Data entries:
○ ○ ○ ○ ○ ○ ○

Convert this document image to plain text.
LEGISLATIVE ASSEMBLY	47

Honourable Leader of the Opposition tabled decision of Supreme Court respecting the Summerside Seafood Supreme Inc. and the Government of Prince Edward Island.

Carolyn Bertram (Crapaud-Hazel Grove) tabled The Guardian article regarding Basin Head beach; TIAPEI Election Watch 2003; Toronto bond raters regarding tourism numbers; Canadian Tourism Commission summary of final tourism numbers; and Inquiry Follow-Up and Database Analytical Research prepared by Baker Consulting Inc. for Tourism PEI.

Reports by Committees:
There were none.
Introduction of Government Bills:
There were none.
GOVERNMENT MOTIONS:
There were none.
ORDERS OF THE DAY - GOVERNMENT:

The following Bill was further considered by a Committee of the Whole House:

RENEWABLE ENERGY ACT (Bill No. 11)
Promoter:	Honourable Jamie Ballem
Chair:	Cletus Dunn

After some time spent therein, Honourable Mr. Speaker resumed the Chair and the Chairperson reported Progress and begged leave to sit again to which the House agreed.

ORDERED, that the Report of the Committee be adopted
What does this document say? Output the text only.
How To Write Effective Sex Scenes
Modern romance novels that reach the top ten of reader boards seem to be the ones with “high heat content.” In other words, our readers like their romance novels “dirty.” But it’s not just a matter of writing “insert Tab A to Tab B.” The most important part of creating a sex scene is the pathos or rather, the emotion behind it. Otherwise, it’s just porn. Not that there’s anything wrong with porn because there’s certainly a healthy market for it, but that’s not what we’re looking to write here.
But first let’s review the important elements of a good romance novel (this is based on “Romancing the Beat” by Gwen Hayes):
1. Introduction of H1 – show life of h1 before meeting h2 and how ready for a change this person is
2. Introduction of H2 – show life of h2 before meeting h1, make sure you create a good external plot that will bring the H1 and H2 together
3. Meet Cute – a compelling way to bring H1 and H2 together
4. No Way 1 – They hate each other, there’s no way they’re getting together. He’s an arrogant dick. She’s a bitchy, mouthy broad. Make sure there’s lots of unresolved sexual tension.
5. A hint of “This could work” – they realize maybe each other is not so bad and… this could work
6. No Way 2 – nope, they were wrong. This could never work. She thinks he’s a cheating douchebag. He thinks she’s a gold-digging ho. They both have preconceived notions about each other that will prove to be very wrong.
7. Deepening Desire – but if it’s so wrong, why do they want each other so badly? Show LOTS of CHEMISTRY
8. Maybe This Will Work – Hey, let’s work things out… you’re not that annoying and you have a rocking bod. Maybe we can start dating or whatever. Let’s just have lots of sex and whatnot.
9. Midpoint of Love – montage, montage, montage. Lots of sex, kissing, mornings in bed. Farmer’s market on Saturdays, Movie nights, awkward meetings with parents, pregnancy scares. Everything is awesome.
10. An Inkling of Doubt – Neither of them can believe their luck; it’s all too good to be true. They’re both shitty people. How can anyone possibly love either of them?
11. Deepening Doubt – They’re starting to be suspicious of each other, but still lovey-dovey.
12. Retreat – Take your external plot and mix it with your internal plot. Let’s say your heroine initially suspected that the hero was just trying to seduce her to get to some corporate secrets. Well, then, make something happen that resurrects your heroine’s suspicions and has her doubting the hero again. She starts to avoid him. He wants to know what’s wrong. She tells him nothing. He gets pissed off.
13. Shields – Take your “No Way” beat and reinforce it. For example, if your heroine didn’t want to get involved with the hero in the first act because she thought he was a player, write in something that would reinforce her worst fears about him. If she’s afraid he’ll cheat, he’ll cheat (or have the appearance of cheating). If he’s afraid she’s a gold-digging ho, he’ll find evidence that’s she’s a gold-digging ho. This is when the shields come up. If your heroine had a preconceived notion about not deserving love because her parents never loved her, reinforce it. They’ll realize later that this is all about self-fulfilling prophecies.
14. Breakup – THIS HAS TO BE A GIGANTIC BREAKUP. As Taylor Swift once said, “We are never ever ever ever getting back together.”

○ ○ ○ ○ ○ ○ ○

| The problem |
Pick out every line holding the string "romance" and return it.

| Result |
Modern romance novels that reach the top ten of reader boards seem to be the ones with “high heat content.” In other words, our readers like their romance novels “dirty.” But it’s not just a matter of writing “insert Tab A to Tab B.” The most important part of creating a sex scene is the pathos or rather, the emotion behind it. Otherwise, it’s just porn. Not that there’s anything wrong with porn because there’s certainly a healthy market for it, but that’s not what we’re looking to write here.
But first let’s review the important elements of a good romance novel (this is based on “Romancing the Beat” by Gwen Hayes):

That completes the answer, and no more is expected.